— Input material —
○ ○ ○ ○ ○
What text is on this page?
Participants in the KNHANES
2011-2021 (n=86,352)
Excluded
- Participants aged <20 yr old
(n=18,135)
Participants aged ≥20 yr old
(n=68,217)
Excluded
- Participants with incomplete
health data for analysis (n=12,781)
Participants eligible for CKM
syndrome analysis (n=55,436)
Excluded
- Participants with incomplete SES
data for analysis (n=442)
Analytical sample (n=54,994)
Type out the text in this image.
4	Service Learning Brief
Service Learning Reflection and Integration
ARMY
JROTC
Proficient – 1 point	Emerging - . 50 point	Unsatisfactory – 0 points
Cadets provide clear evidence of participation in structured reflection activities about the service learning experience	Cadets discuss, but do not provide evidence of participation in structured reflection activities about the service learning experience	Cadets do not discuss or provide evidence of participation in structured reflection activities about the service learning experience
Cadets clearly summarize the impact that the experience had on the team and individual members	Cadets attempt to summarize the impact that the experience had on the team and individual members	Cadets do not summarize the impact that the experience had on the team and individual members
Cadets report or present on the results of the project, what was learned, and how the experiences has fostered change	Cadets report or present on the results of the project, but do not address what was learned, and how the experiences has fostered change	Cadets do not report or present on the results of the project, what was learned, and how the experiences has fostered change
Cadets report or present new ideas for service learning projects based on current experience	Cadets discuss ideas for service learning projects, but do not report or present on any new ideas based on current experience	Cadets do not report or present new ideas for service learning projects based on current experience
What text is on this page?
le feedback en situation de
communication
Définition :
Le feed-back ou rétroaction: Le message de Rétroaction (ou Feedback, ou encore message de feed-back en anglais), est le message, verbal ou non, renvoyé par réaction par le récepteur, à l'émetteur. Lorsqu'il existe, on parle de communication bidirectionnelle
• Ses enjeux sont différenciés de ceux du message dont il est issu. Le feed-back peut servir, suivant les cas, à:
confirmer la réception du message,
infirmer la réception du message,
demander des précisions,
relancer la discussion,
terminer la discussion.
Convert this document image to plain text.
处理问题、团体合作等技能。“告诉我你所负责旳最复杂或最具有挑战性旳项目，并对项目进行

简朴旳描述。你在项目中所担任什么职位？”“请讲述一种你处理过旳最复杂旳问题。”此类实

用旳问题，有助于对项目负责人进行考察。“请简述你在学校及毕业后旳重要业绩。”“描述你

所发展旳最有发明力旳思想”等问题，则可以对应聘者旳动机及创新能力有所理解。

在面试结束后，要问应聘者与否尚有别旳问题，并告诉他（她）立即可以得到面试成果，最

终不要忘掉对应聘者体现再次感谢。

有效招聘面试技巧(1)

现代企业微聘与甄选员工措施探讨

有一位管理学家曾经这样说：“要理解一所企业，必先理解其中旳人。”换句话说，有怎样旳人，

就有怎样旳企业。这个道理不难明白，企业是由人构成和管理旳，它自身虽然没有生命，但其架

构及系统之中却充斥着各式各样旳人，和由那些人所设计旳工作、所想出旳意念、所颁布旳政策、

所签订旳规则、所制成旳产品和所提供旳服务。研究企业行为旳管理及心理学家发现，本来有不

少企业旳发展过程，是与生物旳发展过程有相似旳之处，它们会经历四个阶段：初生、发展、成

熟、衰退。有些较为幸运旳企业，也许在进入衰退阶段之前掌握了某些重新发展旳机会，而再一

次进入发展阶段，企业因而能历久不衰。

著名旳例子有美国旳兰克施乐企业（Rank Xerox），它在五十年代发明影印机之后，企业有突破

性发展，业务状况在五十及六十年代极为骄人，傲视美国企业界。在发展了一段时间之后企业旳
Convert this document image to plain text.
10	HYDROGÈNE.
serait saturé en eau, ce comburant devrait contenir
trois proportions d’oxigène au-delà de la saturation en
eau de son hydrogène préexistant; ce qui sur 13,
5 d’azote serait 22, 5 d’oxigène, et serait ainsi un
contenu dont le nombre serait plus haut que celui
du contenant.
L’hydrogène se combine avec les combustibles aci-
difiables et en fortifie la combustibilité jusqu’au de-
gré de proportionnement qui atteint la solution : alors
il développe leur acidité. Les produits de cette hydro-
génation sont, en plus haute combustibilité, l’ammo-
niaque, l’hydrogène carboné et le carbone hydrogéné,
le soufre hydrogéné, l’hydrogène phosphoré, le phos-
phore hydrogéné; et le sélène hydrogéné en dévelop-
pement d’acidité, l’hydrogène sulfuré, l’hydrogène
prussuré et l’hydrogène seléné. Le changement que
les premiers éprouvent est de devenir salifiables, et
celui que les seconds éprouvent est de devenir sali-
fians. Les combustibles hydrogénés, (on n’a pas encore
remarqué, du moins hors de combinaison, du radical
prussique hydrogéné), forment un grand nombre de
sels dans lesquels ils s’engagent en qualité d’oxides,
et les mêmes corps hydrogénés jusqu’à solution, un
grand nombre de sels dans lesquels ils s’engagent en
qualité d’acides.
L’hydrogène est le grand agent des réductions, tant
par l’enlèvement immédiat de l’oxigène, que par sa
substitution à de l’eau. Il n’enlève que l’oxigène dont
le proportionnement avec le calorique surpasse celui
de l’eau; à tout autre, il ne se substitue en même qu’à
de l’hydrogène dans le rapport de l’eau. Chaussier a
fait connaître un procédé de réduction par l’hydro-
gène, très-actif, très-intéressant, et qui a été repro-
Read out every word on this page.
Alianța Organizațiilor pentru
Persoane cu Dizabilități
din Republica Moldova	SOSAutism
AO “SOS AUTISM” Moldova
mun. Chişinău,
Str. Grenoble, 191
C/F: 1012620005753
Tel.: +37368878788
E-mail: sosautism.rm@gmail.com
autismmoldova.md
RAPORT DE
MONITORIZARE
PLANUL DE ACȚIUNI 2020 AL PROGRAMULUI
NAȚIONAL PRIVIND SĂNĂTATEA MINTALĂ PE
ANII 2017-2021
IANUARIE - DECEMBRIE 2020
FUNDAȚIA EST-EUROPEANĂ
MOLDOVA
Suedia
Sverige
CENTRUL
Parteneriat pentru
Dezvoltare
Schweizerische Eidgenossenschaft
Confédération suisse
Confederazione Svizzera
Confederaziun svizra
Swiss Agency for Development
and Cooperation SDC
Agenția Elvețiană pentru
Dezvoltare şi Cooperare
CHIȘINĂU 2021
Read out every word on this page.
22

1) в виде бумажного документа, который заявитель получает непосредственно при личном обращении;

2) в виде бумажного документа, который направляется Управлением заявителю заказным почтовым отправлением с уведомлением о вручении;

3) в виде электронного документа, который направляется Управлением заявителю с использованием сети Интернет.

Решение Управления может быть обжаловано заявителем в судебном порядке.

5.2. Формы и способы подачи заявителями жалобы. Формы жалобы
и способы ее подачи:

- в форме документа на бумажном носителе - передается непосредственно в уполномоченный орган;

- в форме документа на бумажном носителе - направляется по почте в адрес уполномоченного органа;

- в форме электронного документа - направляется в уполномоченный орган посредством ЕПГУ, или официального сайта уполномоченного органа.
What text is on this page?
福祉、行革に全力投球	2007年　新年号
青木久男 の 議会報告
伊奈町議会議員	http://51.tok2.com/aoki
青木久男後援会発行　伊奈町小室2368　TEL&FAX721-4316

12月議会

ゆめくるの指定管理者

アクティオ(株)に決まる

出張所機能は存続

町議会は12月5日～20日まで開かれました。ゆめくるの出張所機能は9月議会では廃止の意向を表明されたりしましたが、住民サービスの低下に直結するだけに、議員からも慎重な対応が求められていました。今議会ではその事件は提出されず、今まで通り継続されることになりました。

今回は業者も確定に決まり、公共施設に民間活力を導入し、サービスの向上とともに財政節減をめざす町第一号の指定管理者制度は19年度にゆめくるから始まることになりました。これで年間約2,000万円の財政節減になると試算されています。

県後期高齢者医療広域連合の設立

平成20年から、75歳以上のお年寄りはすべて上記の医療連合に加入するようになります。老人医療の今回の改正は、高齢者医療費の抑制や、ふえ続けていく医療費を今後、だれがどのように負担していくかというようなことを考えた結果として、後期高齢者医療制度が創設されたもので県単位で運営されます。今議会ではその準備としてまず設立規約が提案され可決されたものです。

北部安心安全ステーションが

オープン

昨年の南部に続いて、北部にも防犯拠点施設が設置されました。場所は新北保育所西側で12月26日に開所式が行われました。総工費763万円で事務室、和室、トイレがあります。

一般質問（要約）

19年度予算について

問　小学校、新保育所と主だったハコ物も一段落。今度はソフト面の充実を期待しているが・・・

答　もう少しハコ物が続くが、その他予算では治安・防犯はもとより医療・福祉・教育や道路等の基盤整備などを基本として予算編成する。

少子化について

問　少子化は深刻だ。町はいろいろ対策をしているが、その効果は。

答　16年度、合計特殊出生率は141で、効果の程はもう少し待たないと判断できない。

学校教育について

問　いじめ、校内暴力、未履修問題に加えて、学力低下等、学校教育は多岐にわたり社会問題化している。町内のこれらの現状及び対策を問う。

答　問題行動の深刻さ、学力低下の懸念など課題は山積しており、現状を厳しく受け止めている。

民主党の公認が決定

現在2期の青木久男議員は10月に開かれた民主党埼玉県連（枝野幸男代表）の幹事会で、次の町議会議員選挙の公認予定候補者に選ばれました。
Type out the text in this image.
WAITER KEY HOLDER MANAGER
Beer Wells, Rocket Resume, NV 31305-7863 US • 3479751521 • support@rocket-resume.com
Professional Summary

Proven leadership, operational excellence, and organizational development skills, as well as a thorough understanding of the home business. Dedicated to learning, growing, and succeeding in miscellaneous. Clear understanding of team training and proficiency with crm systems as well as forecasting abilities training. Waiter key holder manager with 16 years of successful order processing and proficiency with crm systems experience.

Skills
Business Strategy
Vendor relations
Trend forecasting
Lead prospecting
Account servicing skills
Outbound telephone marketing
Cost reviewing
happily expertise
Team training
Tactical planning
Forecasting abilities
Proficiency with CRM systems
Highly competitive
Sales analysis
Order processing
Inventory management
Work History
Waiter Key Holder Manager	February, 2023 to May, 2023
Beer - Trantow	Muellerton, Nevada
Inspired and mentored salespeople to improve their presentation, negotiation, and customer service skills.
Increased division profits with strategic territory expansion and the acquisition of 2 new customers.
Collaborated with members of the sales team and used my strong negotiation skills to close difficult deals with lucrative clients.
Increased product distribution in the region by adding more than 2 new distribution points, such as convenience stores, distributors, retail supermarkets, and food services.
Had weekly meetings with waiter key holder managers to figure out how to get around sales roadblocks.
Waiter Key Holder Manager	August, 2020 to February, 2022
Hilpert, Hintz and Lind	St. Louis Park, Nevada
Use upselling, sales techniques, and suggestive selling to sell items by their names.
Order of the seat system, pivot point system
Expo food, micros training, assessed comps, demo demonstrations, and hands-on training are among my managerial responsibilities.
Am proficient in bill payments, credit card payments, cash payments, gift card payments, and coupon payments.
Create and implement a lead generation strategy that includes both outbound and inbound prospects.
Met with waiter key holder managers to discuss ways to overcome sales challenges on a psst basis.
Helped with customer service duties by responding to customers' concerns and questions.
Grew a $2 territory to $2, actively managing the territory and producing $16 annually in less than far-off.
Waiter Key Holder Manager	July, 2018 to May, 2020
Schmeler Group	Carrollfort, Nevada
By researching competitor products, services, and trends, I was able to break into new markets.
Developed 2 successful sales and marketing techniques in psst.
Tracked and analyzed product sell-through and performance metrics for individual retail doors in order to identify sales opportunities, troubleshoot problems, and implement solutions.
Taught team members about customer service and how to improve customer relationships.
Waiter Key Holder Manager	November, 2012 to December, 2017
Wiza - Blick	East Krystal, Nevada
○ ○ ○ ○ ○
— Set task —
All lines above with "message" in them should be returned.

— Worked solution —
Le feed-back ou rétroaction: Le message de Rétroaction (ou Feedback, ou encore message de feed-back en anglais), est le message, verbal ou non, renvoyé par réaction par le récepteur, à l'émetteur. Lorsqu'il existe, on parle de communication bidirectionnelle
• Ses enjeux sont différenciés de ceux du message dont il est issu. Le feed-back peut servir, suivant les cas, à:
confirmer la réception du message,
infirmer la réception du message,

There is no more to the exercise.